(Collected data entries)

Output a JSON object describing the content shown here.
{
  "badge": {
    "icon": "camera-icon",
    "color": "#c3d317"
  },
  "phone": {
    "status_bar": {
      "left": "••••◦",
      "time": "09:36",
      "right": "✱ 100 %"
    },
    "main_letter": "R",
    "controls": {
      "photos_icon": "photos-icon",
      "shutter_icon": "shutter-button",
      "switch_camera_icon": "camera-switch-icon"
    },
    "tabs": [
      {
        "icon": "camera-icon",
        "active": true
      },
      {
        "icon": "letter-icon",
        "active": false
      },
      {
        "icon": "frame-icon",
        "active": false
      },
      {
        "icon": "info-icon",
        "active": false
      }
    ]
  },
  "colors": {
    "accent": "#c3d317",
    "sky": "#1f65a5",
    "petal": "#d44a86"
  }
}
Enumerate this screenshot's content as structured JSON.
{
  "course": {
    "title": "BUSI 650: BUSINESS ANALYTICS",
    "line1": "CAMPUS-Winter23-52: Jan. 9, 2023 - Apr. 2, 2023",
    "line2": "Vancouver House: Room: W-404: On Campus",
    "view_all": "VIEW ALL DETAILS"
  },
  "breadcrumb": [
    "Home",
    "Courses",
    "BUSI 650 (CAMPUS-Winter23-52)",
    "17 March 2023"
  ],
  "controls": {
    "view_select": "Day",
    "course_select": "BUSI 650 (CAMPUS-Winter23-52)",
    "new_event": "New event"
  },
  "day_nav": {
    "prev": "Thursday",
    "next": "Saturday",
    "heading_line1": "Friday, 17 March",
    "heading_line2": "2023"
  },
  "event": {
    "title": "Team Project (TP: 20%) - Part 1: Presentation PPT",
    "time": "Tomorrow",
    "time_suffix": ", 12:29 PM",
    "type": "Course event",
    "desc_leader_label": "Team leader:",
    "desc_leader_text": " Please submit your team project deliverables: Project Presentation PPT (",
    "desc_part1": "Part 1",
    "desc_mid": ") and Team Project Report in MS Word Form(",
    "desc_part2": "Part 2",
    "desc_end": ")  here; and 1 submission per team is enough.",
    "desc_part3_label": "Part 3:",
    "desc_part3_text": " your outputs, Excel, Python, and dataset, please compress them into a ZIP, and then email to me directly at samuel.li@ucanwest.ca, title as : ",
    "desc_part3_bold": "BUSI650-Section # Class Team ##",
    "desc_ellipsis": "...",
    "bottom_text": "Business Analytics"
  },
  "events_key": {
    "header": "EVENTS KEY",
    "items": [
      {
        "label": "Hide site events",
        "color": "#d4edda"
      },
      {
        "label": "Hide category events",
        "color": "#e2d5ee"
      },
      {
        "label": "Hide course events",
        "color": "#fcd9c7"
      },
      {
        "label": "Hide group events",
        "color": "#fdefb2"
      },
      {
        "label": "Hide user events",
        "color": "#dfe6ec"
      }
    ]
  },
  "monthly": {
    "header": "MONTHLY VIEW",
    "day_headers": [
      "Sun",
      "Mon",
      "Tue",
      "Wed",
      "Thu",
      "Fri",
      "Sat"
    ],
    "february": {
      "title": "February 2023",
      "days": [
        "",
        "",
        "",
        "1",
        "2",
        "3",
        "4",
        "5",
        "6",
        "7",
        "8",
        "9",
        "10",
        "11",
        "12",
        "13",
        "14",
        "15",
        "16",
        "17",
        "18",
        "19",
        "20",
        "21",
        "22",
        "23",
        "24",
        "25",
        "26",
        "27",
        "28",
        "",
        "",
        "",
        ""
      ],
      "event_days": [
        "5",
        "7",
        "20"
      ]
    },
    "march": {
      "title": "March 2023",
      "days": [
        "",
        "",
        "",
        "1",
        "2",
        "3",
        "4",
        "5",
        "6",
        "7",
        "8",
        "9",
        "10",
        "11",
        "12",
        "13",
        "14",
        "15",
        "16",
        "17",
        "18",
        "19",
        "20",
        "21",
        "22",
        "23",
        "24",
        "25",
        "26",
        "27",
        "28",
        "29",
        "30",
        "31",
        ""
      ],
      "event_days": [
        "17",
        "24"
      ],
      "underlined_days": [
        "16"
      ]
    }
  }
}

### WRITTEN PROBLEM
Reproduce each record exactly as it appears.

### IN RESPONSE
Output a JSON object describing the content shown here.
{
  "badge": {
    "icon": "camera-icon",
    "color": "#c3d317"
  },
  "phone": {
    "status_bar": {
      "left": "••••◦",
      "time": "09:36",
      "right": "✱ 100 %"
    },
    "main_letter": "R",
    "controls": {
      "photos_icon": "photos-icon",
      "shutter_icon": "shutter-button",
      "switch_camera_icon": "camera-switch-icon"
    },
    "tabs": [
      {
        "icon": "camera-icon",
        "active": true
      },
      {
        "icon": "letter-icon",
        "active": false
      },
      {
        "icon": "frame-icon",
        "active": false
      },
      {
        "icon": "info-icon",
        "active": false
      }
    ]
  },
  "colors": {
    "accent": "#c3d317",
    "sky": "#1f65a5",
    "petal": "#d44a86"
  }
}
Enumerate this screenshot's content as structured JSON.
{
  "course": {
    "title": "BUSI 650: BUSINESS ANALYTICS",
    "line1": "CAMPUS-Winter23-52: Jan. 9, 2023 - Apr. 2, 2023",
    "line2": "Vancouver House: Room: W-404: On Campus",
    "view_all": "VIEW ALL DETAILS"
  },
  "breadcrumb": [
    "Home",
    "Courses",
    "BUSI 650 (CAMPUS-Winter23-52)",
    "17 March 2023"
  ],
  "controls": {
    "view_select": "Day",
    "course_select": "BUSI 650 (CAMPUS-Winter23-52)",
    "new_event": "New event"
  },
  "day_nav": {
    "prev": "Thursday",
    "next": "Saturday",
    "heading_line1": "Friday, 17 March",
    "heading_line2": "2023"
  },
  "event": {
    "title": "Team Project (TP: 20%) - Part 1: Presentation PPT",
    "time": "Tomorrow",
    "time_suffix": ", 12:29 PM",
    "type": "Course event",
    "desc_leader_label": "Team leader:",
    "desc_leader_text": " Please submit your team project deliverables: Project Presentation PPT (",
    "desc_part1": "Part 1",
    "desc_mid": ") and Team Project Report in MS Word Form(",
    "desc_part2": "Part 2",
    "desc_end": ")  here; and 1 submission per team is enough.",
    "desc_part3_label": "Part 3:",
    "desc_part3_text": " your outputs, Excel, Python, and dataset, please compress them into a ZIP, and then email to me directly at samuel.li@ucanwest.ca, title as : ",
    "desc_part3_bold": "BUSI650-Section # Class Team ##",
    "desc_ellipsis": "...",
    "bottom_text": "Business Analytics"
  },
  "events_key": {
    "header": "EVENTS KEY",
    "items": [
      {
        "label": "Hide site events",
        "color": "#d4edda"
      },
      {
        "label": "Hide category events",
        "color": "#e2d5ee"
      },
      {
        "label": "Hide course events",
        "color": "#fcd9c7"
      },
      {
        "label": "Hide group events",
        "color": "#fdefb2"
      },
      {
        "label": "Hide user events",
        "color": "#dfe6ec"
      }
    ]
  },
  "monthly": {
    "header": "MONTHLY VIEW",
    "day_headers": [
      "Sun",
      "Mon",
      "Tue",
      "Wed",
      "Thu",
      "Fri",
      "Sat"
    ],
    "february": {
      "title": "February 2023",
      "days": [
        "",
        "",
        "",
        "1",
        "2",
        "3",
        "4",
        "5",
        "6",
        "7",
        "8",
        "9",
        "10",
        "11",
        "12",
        "13",
        "14",
        "15",
        "16",
        "17",
        "18",
        "19",
        "20",
        "21",
        "22",
        "23",
        "24",
        "25",
        "26",
        "27",
        "28",
        "",
        "",
        "",
        ""
      ],
      "event_days": [
        "5",
        "7",
        "20"
      ]
    },
    "march": {
      "title": "March 2023",
      "days": [
        "",
        "",
        "",
        "1",
        "2",
        "3",
        "4",
        "5",
        "6",
        "7",
        "8",
        "9",
        "10",
        "11",
        "12",
        "13",
        "14",
        "15",
        "16",
        "17",
        "18",
        "19",
        "20",
        "21",
        "22",
        "23",
        "24",
        "25",
        "26",
        "27",
        "28",
        "29",
        "30",
        "31",
        ""
      ],
      "event_days": [
        "17",
        "24"
      ],
      "underlined_days": [
        "16"
      ]
    }
  }
}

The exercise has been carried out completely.